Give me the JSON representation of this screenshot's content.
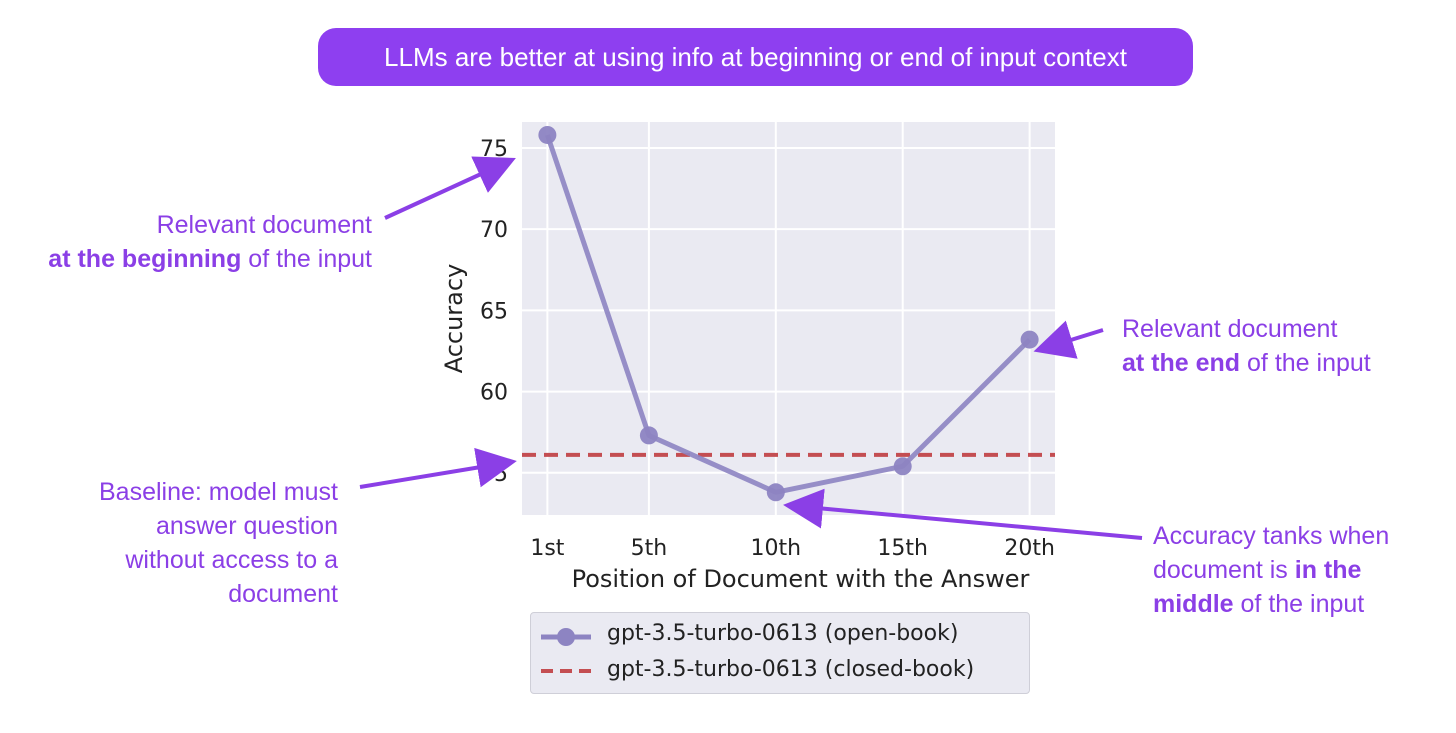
{
  "banner": {
    "title": "LLMs are better at using info at beginning or end of input context"
  },
  "annotations": {
    "beginning": {
      "line1": "Relevant document",
      "bold": "at the beginning",
      "rest": " of the input"
    },
    "end": {
      "line1": "Relevant document",
      "bold": "at the end",
      "rest": " of the input"
    },
    "baseline": {
      "line1": "Baseline: model must",
      "line2": "answer question",
      "line3": "without access to a",
      "line4": "document"
    },
    "middle": {
      "line1": "Accuracy tanks when",
      "line2_pre": "document is ",
      "line2_bold": "in the",
      "line3_bold": "middle",
      "line3_rest": " of the input"
    }
  },
  "colors": {
    "accent": "#8b3fe6",
    "banner": "#8e3ff0",
    "series_open": "#8d84c2",
    "series_closed": "#c44e52",
    "plot_bg": "#eaeaf2"
  },
  "chart_data": {
    "type": "line",
    "x": [
      1,
      5,
      10,
      15,
      20
    ],
    "categories": [
      "1st",
      "5th",
      "10th",
      "15th",
      "20th"
    ],
    "xlabel": "Position of Document with the Answer",
    "ylabel": "Accuracy",
    "ylim": [
      52.4,
      76.6
    ],
    "yticks": [
      55,
      60,
      65,
      70,
      75
    ],
    "grid": true,
    "legend_placement": "bottom-center",
    "series": [
      {
        "name": "gpt-3.5-turbo-0613 (open-book)",
        "style": "solid-marker",
        "values": [
          75.8,
          57.3,
          53.8,
          55.4,
          63.2
        ]
      },
      {
        "name": "gpt-3.5-turbo-0613 (closed-book)",
        "style": "dashed",
        "values": [
          56.1,
          56.1,
          56.1,
          56.1,
          56.1
        ]
      }
    ]
  }
}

***

**DIRECTIONS FOR THIS TASK:**
None of the pictures should appear; repeat the records exactly otherwise.

**RESPONSE BELOW:**
Give me the JSON representation of this screenshot's content.
{
  "banner": {
    "title": "LLMs are better at using info at beginning or end of input context"
  },
  "annotations": {
    "beginning": {
      "line1": "Relevant document",
      "bold": "at the beginning",
      "rest": " of the input"
    },
    "end": {
      "line1": "Relevant document",
      "bold": "at the end",
      "rest": " of the input"
    },
    "baseline": {
      "line1": "Baseline: model must",
      "line2": "answer question",
      "line3": "without access to a",
      "line4": "document"
    },
    "middle": {
      "line1": "Accuracy tanks when",
      "line2_pre": "document is ",
      "line2_bold": "in the",
      "line3_bold": "middle",
      "line3_rest": " of the input"
    }
  },
  "colors": {
    "accent": "#8b3fe6",
    "banner": "#8e3ff0",
    "series_open": "#8d84c2",
    "series_closed": "#c44e52",
    "plot_bg": "#eaeaf2"
  },
  "chart_data": {
    "type": "line",
    "x": [
      1,
      5,
      10,
      15,
      20
    ],
    "categories": [
      "1st",
      "5th",
      "10th",
      "15th",
      "20th"
    ],
    "xlabel": "Position of Document with the Answer",
    "ylabel": "Accuracy",
    "ylim": [
      52.4,
      76.6
    ],
    "yticks": [
      55,
      60,
      65,
      70,
      75
    ],
    "grid": true,
    "legend_placement": "bottom-center",
    "series": [
      {
        "name": "gpt-3.5-turbo-0613 (open-book)",
        "style": "solid-marker",
        "values": [
          75.8,
          57.3,
          53.8,
          55.4,
          63.2
        ]
      },
      {
        "name": "gpt-3.5-turbo-0613 (closed-book)",
        "style": "dashed",
        "values": [
          56.1,
          56.1,
          56.1,
          56.1,
          56.1
        ]
      }
    ]
  }
}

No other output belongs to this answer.